== What to work on ==
Your task is to extract every entry that follows word for word while excluding the pictures.

(Dataset entries)
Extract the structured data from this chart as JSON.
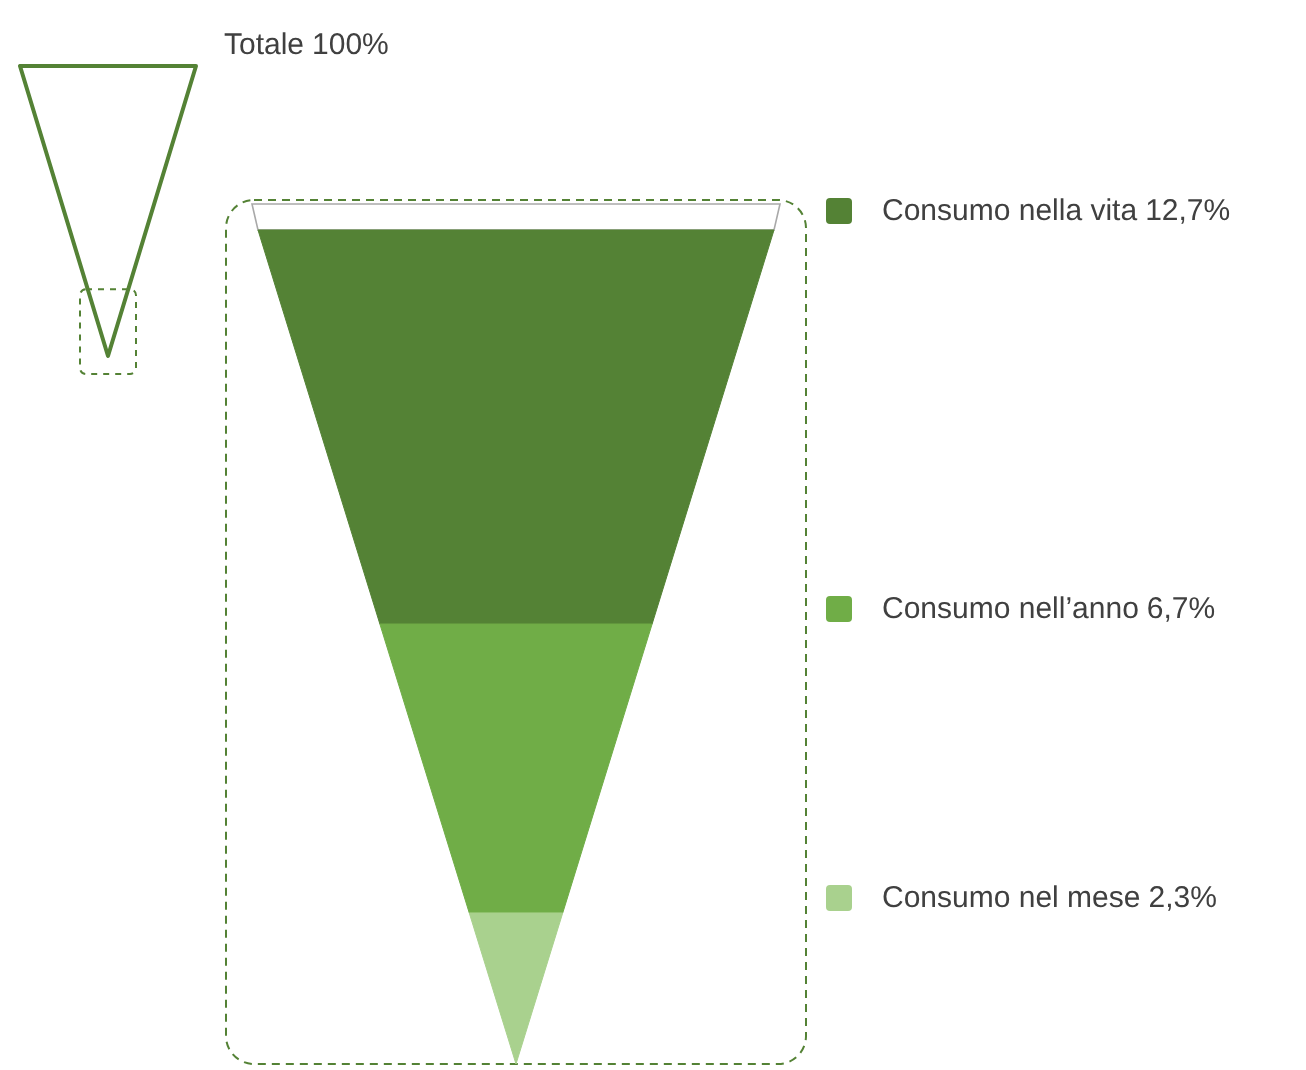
{
  "chart_data": {
    "type": "other",
    "categories": [
      "Totale",
      "Consumo nella vita",
      "Consumo nell’anno",
      "Consumo nel mese"
    ],
    "values": [
      100,
      12.7,
      6.7,
      2.3
    ],
    "value_labels": [
      "100%",
      "12,7%",
      "6,7%",
      "2,3%"
    ],
    "colors": [
      "#548235",
      "#548235",
      "#70ad47",
      "#a9d18e"
    ]
  }
}
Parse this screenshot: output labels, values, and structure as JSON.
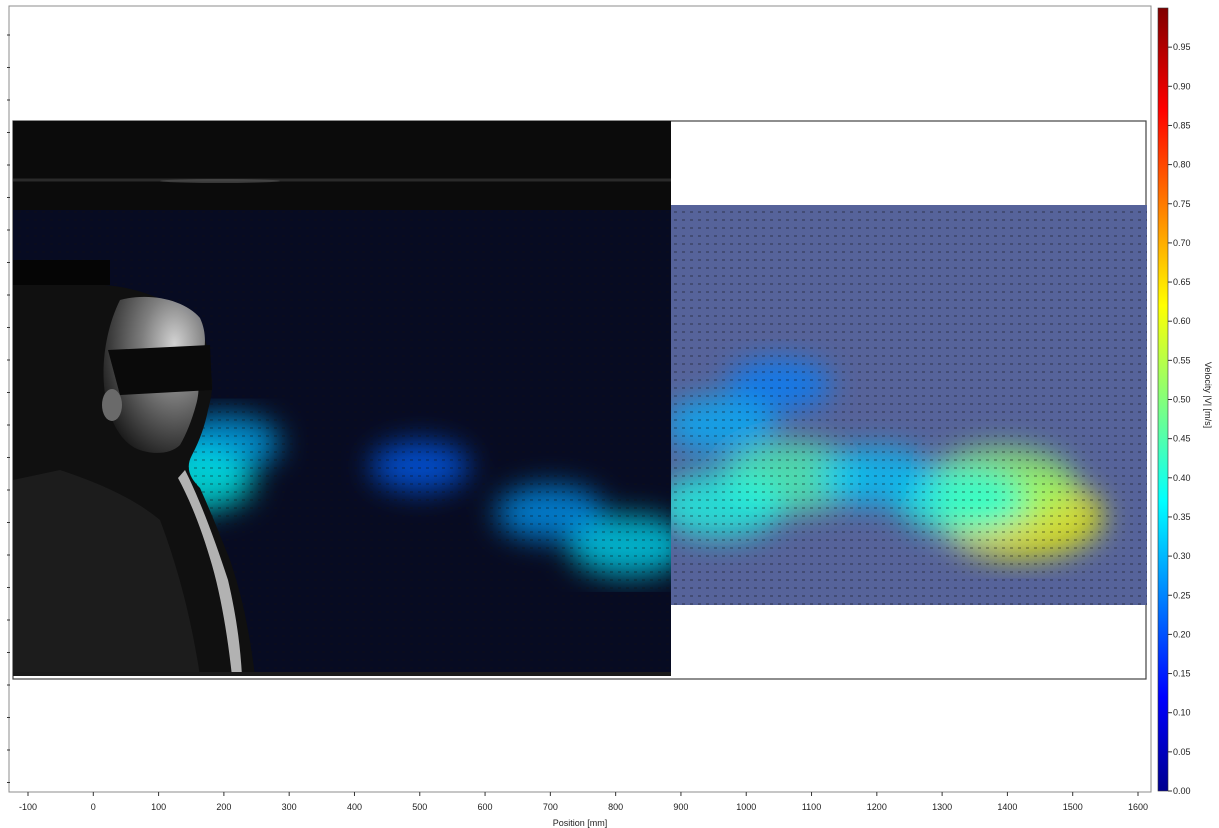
{
  "chart_data": {
    "type": "heatmap",
    "title": "",
    "xlabel": "Position [mm]",
    "ylabel": "",
    "x_ticks": [
      -100,
      0,
      100,
      200,
      300,
      400,
      500,
      600,
      700,
      800,
      900,
      1000,
      1100,
      1200,
      1300,
      1400,
      1500,
      1600
    ],
    "xlim": [
      -125,
      1620
    ],
    "y_tick_labels_visible": false,
    "colorbar": {
      "label": "Velocity |V| [m/s]",
      "range": [
        0,
        1.0
      ],
      "ticks": [
        "0.00",
        "0.05",
        "0.10",
        "0.15",
        "0.20",
        "0.25",
        "0.30",
        "0.35",
        "0.40",
        "0.45",
        "0.50",
        "0.55",
        "0.60",
        "0.65",
        "0.70",
        "0.75",
        "0.80",
        "0.85",
        "0.90",
        "0.95"
      ],
      "colormap": "jet"
    },
    "fields": [
      {
        "name": "left field",
        "x_range": [
          -125,
          880
        ],
        "overlay": "camera image with person in profile",
        "velocity_blobs": [
          {
            "x": 820,
            "y": 0.28,
            "value": 0.35
          },
          {
            "x": 700,
            "y": 0.35,
            "value": 0.28
          },
          {
            "x": 500,
            "y": 0.45,
            "value": 0.22
          },
          {
            "x": 200,
            "y": 0.5,
            "value": 0.3
          },
          {
            "x": 150,
            "y": 0.42,
            "value": 0.38
          }
        ]
      },
      {
        "name": "right field",
        "x_range": [
          880,
          1610
        ],
        "velocity_blobs": [
          {
            "x": 1420,
            "y": 0.22,
            "value": 0.62
          },
          {
            "x": 1390,
            "y": 0.3,
            "value": 0.52
          },
          {
            "x": 1070,
            "y": 0.32,
            "value": 0.45
          },
          {
            "x": 1330,
            "y": 0.26,
            "value": 0.4
          },
          {
            "x": 960,
            "y": 0.25,
            "value": 0.4
          },
          {
            "x": 1200,
            "y": 0.32,
            "value": 0.32
          },
          {
            "x": 1050,
            "y": 0.55,
            "value": 0.25
          },
          {
            "x": 960,
            "y": 0.45,
            "value": 0.3
          }
        ]
      }
    ],
    "colors": {
      "background_field": "#0a1030",
      "right_field_base": "#5c6a9c",
      "frame": "#444444"
    }
  }
}
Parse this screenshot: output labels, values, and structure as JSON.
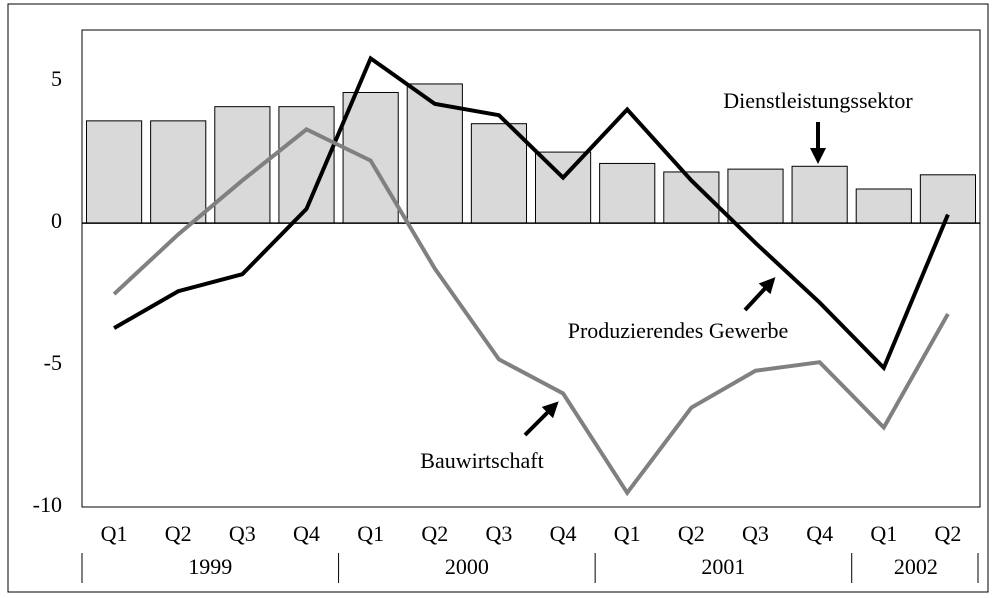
{
  "chart_data": {
    "type": "bar",
    "categories": [
      "Q1",
      "Q2",
      "Q3",
      "Q4",
      "Q1",
      "Q2",
      "Q3",
      "Q4",
      "Q1",
      "Q2",
      "Q3",
      "Q4",
      "Q1",
      "Q2"
    ],
    "year_groups": [
      {
        "label": "1999",
        "quarters": 4
      },
      {
        "label": "2000",
        "quarters": 4
      },
      {
        "label": "2001",
        "quarters": 4
      },
      {
        "label": "2002",
        "quarters": 2
      }
    ],
    "series": [
      {
        "name": "Dienstleistungssektor",
        "type": "bar",
        "color": "#d9d9d9",
        "values": [
          3.6,
          3.6,
          4.1,
          4.1,
          4.6,
          4.9,
          3.5,
          2.5,
          2.1,
          1.8,
          1.9,
          2.0,
          1.2,
          1.7
        ]
      },
      {
        "name": "Produzierendes Gewerbe",
        "type": "line",
        "color": "#000000",
        "values": [
          -3.7,
          -2.4,
          -1.8,
          0.5,
          5.8,
          4.2,
          3.8,
          1.6,
          4.0,
          1.5,
          -0.7,
          -2.8,
          -5.1,
          0.3
        ]
      },
      {
        "name": "Bauwirtschaft",
        "type": "line",
        "color": "#808080",
        "values": [
          -2.5,
          -0.4,
          1.5,
          3.3,
          2.2,
          -1.6,
          -4.8,
          -6.0,
          -9.5,
          -6.5,
          -5.2,
          -4.9,
          -7.2,
          -3.2
        ]
      }
    ],
    "ylim": [
      -10,
      6.8
    ],
    "yticks": [
      -10,
      -5,
      0,
      5
    ],
    "grid": false
  }
}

== Task answer ==
Extract the structured data from this chart as JSON.
{
  "chart_data": {
    "type": "other",
    "categories": [
      "Totale",
      "Consumo nella vita",
      "Consumo nell’anno",
      "Consumo nel mese"
    ],
    "values": [
      100,
      12.7,
      6.7,
      2.3
    ],
    "value_labels": [
      "100%",
      "12,7%",
      "6,7%",
      "2,3%"
    ],
    "colors": [
      "#548235",
      "#548235",
      "#70ad47",
      "#a9d18e"
    ]
  }
}
Parse this screenshot: output labels, values, and structure as JSON.
{
  "chart_data": {
    "type": "heatmap",
    "title": "",
    "xlabel": "Position [mm]",
    "ylabel": "",
    "x_ticks": [
      -100,
      0,
      100,
      200,
      300,
      400,
      500,
      600,
      700,
      800,
      900,
      1000,
      1100,
      1200,
      1300,
      1400,
      1500,
      1600
    ],
    "xlim": [
      -125,
      1620
    ],
    "y_tick_labels_visible": false,
    "colorbar": {
      "label": "Velocity |V| [m/s]",
      "range": [
        0,
        1.0
      ],
      "ticks": [
        "0.00",
        "0.05",
        "0.10",
        "0.15",
        "0.20",
        "0.25",
        "0.30",
        "0.35",
        "0.40",
        "0.45",
        "0.50",
        "0.55",
        "0.60",
        "0.65",
        "0.70",
        "0.75",
        "0.80",
        "0.85",
        "0.90",
        "0.95"
      ],
      "colormap": "jet"
    },
    "fields": [
      {
        "name": "left field",
        "x_range": [
          -125,
          880
        ],
        "overlay": "camera image with person in profile",
        "velocity_blobs": [
          {
            "x": 820,
            "y": 0.28,
            "value": 0.35
          },
          {
            "x": 700,
            "y": 0.35,
            "value": 0.28
          },
          {
            "x": 500,
            "y": 0.45,
            "value": 0.22
          },
          {
            "x": 200,
            "y": 0.5,
            "value": 0.3
          },
          {
            "x": 150,
            "y": 0.42,
            "value": 0.38
          }
        ]
      },
      {
        "name": "right field",
        "x_range": [
          880,
          1610
        ],
        "velocity_blobs": [
          {
            "x": 1420,
            "y": 0.22,
            "value": 0.62
          },
          {
            "x": 1390,
            "y": 0.3,
            "value": 0.52
          },
          {
            "x": 1070,
            "y": 0.32,
            "value": 0.45
          },
          {
            "x": 1330,
            "y": 0.26,
            "value": 0.4
          },
          {
            "x": 960,
            "y": 0.25,
            "value": 0.4
          },
          {
            "x": 1200,
            "y": 0.32,
            "value": 0.32
          },
          {
            "x": 1050,
            "y": 0.55,
            "value": 0.25
          },
          {
            "x": 960,
            "y": 0.45,
            "value": 0.3
          }
        ]
      }
    ],
    "colors": {
      "background_field": "#0a1030",
      "right_field_base": "#5c6a9c",
      "frame": "#444444"
    }
  }
}
Parse this screenshot: output labels, values, and structure as JSON.
{
  "chart_data": {
    "type": "bar",
    "categories": [
      "Q1",
      "Q2",
      "Q3",
      "Q4",
      "Q1",
      "Q2",
      "Q3",
      "Q4",
      "Q1",
      "Q2",
      "Q3",
      "Q4",
      "Q1",
      "Q2"
    ],
    "year_groups": [
      {
        "label": "1999",
        "quarters": 4
      },
      {
        "label": "2000",
        "quarters": 4
      },
      {
        "label": "2001",
        "quarters": 4
      },
      {
        "label": "2002",
        "quarters": 2
      }
    ],
    "series": [
      {
        "name": "Dienstleistungssektor",
        "type": "bar",
        "color": "#d9d9d9",
        "values": [
          3.6,
          3.6,
          4.1,
          4.1,
          4.6,
          4.9,
          3.5,
          2.5,
          2.1,
          1.8,
          1.9,
          2.0,
          1.2,
          1.7
        ]
      },
      {
        "name": "Produzierendes Gewerbe",
        "type": "line",
        "color": "#000000",
        "values": [
          -3.7,
          -2.4,
          -1.8,
          0.5,
          5.8,
          4.2,
          3.8,
          1.6,
          4.0,
          1.5,
          -0.7,
          -2.8,
          -5.1,
          0.3
        ]
      },
      {
        "name": "Bauwirtschaft",
        "type": "line",
        "color": "#808080",
        "values": [
          -2.5,
          -0.4,
          1.5,
          3.3,
          2.2,
          -1.6,
          -4.8,
          -6.0,
          -9.5,
          -6.5,
          -5.2,
          -4.9,
          -7.2,
          -3.2
        ]
      }
    ],
    "ylim": [
      -10,
      6.8
    ],
    "yticks": [
      -10,
      -5,
      0,
      5
    ],
    "grid": false
  }
}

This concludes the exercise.